Raw records:
>>

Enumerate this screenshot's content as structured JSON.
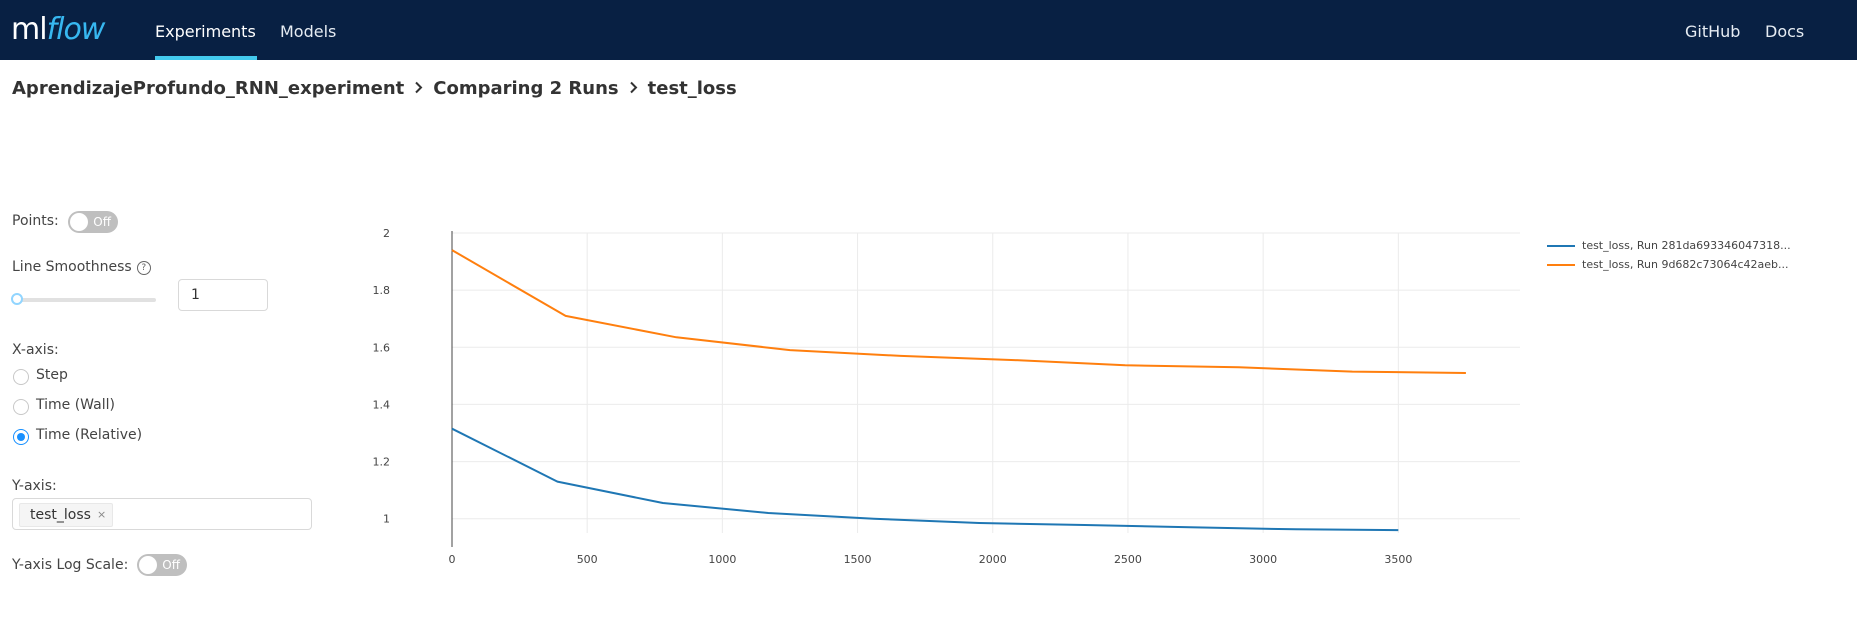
{
  "header": {
    "logo": {
      "ml": "ml",
      "flow": "flow"
    },
    "nav": [
      {
        "label": "Experiments",
        "active": true
      },
      {
        "label": "Models",
        "active": false
      }
    ],
    "right_links": [
      "GitHub",
      "Docs"
    ]
  },
  "breadcrumb": [
    "AprendizajeProfundo_RNN_experiment",
    "Comparing 2 Runs",
    "test_loss"
  ],
  "controls": {
    "points_label": "Points:",
    "points_toggle": "Off",
    "smoothness_label": "Line Smoothness",
    "help_icon": "?",
    "smoothness_value": "1",
    "smoothness_level": 1,
    "xaxis_label": "X-axis:",
    "xaxis_options": [
      {
        "label": "Step",
        "checked": false
      },
      {
        "label": "Time (Wall)",
        "checked": false
      },
      {
        "label": "Time (Relative)",
        "checked": true
      }
    ],
    "yaxis_label": "Y-axis:",
    "yaxis_tag": "test_loss",
    "yaxis_tag_close": "×",
    "log_scale_label": "Y-axis Log Scale:",
    "log_scale_toggle": "Off"
  },
  "chart_data": {
    "type": "line",
    "xlim": [
      0,
      3950
    ],
    "ylim": [
      0.95,
      2.0
    ],
    "x_ticks": [
      0,
      500,
      1000,
      1500,
      2000,
      2500,
      3000,
      3500
    ],
    "y_ticks": [
      1,
      1.2,
      1.4,
      1.6,
      1.8,
      2
    ],
    "grid": true,
    "legend_position": "right",
    "series": [
      {
        "name": "test_loss, Run 281da693346047318...",
        "color": "#1f77b4",
        "x": [
          0,
          390,
          780,
          1170,
          1560,
          1950,
          2340,
          2730,
          3120,
          3500
        ],
        "y": [
          1.315,
          1.13,
          1.055,
          1.02,
          1.0,
          0.985,
          0.978,
          0.97,
          0.963,
          0.96
        ]
      },
      {
        "name": "test_loss, Run 9d682c73064c42aeb...",
        "color": "#ff7f0e",
        "x": [
          0,
          420,
          830,
          1250,
          1660,
          2080,
          2490,
          2910,
          3330,
          3750
        ],
        "y": [
          1.94,
          1.71,
          1.635,
          1.59,
          1.57,
          1.555,
          1.537,
          1.53,
          1.515,
          1.51
        ]
      }
    ]
  }
}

<<

Ignore the images and quote every line of the listing exactly.

▶ [COMPLETED TASK]:
Enumerate this screenshot's content as structured JSON.
{
  "header": {
    "logo": {
      "ml": "ml",
      "flow": "flow"
    },
    "nav": [
      {
        "label": "Experiments",
        "active": true
      },
      {
        "label": "Models",
        "active": false
      }
    ],
    "right_links": [
      "GitHub",
      "Docs"
    ]
  },
  "breadcrumb": [
    "AprendizajeProfundo_RNN_experiment",
    "Comparing 2 Runs",
    "test_loss"
  ],
  "controls": {
    "points_label": "Points:",
    "points_toggle": "Off",
    "smoothness_label": "Line Smoothness",
    "help_icon": "?",
    "smoothness_value": "1",
    "smoothness_level": 1,
    "xaxis_label": "X-axis:",
    "xaxis_options": [
      {
        "label": "Step",
        "checked": false
      },
      {
        "label": "Time (Wall)",
        "checked": false
      },
      {
        "label": "Time (Relative)",
        "checked": true
      }
    ],
    "yaxis_label": "Y-axis:",
    "yaxis_tag": "test_loss",
    "yaxis_tag_close": "×",
    "log_scale_label": "Y-axis Log Scale:",
    "log_scale_toggle": "Off"
  },
  "chart_data": {
    "type": "line",
    "xlim": [
      0,
      3950
    ],
    "ylim": [
      0.95,
      2.0
    ],
    "x_ticks": [
      0,
      500,
      1000,
      1500,
      2000,
      2500,
      3000,
      3500
    ],
    "y_ticks": [
      1,
      1.2,
      1.4,
      1.6,
      1.8,
      2
    ],
    "grid": true,
    "legend_position": "right",
    "series": [
      {
        "name": "test_loss, Run 281da693346047318...",
        "color": "#1f77b4",
        "x": [
          0,
          390,
          780,
          1170,
          1560,
          1950,
          2340,
          2730,
          3120,
          3500
        ],
        "y": [
          1.315,
          1.13,
          1.055,
          1.02,
          1.0,
          0.985,
          0.978,
          0.97,
          0.963,
          0.96
        ]
      },
      {
        "name": "test_loss, Run 9d682c73064c42aeb...",
        "color": "#ff7f0e",
        "x": [
          0,
          420,
          830,
          1250,
          1660,
          2080,
          2490,
          2910,
          3330,
          3750
        ],
        "y": [
          1.94,
          1.71,
          1.635,
          1.59,
          1.57,
          1.555,
          1.537,
          1.53,
          1.515,
          1.51
        ]
      }
    ]
  }
}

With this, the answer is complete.